** START Information shown **

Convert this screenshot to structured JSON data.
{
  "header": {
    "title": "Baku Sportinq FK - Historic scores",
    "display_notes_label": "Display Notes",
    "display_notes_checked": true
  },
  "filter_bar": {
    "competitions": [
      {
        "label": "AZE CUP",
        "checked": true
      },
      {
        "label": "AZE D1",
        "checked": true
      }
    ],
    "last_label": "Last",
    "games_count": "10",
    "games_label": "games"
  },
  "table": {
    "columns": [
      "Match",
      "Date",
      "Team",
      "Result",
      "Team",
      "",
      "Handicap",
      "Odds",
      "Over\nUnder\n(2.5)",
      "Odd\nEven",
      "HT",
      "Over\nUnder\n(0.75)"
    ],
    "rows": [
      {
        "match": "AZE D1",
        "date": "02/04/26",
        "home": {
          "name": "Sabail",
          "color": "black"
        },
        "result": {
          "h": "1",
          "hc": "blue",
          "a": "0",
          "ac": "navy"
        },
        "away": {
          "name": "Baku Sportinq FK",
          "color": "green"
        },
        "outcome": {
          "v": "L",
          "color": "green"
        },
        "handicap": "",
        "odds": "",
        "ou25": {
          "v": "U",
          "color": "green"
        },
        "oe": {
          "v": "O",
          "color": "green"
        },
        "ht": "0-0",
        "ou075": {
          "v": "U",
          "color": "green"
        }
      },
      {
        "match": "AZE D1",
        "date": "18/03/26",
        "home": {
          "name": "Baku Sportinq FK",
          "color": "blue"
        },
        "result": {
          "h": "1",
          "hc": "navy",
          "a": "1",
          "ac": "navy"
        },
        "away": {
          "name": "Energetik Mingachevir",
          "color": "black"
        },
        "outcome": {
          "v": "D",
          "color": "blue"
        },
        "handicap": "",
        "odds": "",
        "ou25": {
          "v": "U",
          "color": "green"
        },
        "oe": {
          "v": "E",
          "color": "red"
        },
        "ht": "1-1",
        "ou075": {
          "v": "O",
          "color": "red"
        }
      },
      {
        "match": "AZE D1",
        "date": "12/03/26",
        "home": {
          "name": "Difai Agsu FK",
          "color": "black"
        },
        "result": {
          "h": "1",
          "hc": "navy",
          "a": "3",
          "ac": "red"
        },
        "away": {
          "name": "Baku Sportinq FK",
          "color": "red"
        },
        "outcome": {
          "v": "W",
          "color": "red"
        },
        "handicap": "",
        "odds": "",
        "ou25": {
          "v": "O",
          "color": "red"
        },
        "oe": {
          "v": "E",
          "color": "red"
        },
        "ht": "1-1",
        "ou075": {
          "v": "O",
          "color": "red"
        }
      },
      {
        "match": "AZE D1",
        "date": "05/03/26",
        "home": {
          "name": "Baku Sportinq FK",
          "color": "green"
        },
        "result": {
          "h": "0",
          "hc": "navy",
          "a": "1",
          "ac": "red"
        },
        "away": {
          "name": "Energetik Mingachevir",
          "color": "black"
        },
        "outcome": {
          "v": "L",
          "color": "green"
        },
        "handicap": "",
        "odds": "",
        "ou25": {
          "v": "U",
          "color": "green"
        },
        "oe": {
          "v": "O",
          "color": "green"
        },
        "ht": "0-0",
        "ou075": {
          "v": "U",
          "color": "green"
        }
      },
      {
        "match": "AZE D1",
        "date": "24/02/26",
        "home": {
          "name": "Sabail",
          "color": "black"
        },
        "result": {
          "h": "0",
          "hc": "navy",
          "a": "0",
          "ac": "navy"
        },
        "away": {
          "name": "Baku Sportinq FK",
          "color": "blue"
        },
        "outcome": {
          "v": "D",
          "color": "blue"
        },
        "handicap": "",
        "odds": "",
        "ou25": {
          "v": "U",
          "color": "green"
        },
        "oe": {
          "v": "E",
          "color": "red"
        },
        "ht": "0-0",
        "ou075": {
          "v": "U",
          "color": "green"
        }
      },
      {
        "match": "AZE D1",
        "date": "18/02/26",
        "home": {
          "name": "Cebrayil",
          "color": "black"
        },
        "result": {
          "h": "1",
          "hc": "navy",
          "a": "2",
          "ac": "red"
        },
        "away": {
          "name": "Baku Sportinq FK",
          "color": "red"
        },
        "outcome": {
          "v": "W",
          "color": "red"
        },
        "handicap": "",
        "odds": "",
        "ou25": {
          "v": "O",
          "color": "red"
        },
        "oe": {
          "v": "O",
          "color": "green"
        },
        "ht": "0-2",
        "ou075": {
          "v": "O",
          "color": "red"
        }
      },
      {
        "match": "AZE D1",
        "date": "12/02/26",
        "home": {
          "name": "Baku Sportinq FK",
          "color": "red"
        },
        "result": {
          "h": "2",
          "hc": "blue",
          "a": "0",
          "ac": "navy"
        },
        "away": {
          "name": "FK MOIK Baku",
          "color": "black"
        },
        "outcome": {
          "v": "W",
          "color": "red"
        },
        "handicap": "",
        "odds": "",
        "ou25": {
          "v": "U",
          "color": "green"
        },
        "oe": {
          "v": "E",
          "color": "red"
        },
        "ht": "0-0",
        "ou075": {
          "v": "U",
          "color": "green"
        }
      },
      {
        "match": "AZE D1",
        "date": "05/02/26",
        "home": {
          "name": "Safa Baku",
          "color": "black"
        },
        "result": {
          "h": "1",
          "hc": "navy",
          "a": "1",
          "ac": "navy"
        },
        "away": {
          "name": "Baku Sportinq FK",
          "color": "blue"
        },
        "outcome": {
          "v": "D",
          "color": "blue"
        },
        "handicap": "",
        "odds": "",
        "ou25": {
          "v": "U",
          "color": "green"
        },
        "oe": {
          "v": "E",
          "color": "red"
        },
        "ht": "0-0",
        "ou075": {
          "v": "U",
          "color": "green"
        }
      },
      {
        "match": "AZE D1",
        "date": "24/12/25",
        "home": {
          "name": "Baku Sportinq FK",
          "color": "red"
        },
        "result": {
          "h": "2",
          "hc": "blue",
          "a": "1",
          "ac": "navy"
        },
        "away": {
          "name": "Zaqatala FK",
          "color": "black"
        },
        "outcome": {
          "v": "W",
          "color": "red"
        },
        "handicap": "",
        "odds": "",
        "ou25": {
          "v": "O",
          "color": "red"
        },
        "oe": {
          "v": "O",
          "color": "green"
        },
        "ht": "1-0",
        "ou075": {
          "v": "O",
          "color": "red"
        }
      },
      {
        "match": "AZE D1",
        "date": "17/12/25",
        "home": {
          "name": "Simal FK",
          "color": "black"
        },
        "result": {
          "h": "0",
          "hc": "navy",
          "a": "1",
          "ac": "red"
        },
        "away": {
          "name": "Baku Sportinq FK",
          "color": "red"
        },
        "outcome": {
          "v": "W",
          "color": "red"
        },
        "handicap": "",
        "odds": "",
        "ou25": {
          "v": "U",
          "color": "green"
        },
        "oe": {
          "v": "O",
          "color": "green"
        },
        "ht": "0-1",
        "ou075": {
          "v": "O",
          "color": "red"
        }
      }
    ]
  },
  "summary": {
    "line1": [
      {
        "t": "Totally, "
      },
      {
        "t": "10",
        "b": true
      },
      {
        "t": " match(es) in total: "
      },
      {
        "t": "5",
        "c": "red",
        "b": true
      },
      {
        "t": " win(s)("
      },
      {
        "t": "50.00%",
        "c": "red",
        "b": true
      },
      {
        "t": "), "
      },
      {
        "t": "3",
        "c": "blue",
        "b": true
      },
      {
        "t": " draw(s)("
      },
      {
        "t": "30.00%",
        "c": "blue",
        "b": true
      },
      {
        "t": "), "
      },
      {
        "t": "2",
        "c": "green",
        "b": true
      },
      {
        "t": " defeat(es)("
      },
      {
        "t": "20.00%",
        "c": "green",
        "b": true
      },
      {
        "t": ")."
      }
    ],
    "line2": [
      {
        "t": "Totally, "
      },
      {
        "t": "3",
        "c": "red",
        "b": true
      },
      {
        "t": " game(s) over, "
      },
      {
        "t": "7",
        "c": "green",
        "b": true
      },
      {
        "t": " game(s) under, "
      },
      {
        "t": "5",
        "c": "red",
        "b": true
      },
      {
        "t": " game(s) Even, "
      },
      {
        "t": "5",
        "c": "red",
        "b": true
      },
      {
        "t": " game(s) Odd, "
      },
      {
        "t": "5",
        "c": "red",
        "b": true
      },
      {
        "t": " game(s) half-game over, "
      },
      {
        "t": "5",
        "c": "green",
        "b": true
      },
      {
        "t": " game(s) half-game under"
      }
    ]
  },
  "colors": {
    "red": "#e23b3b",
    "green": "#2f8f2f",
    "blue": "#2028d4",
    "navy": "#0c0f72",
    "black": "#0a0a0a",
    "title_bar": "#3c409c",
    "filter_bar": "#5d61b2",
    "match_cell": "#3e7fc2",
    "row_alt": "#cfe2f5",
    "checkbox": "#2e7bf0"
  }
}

** END Information shown **

> [Written task]
Gather every line from the listing above in which "half" appears, and copy those lines.

> [Completed exercise]
        "t": " game(s) half-game over, "
        "t": " game(s) half-game under"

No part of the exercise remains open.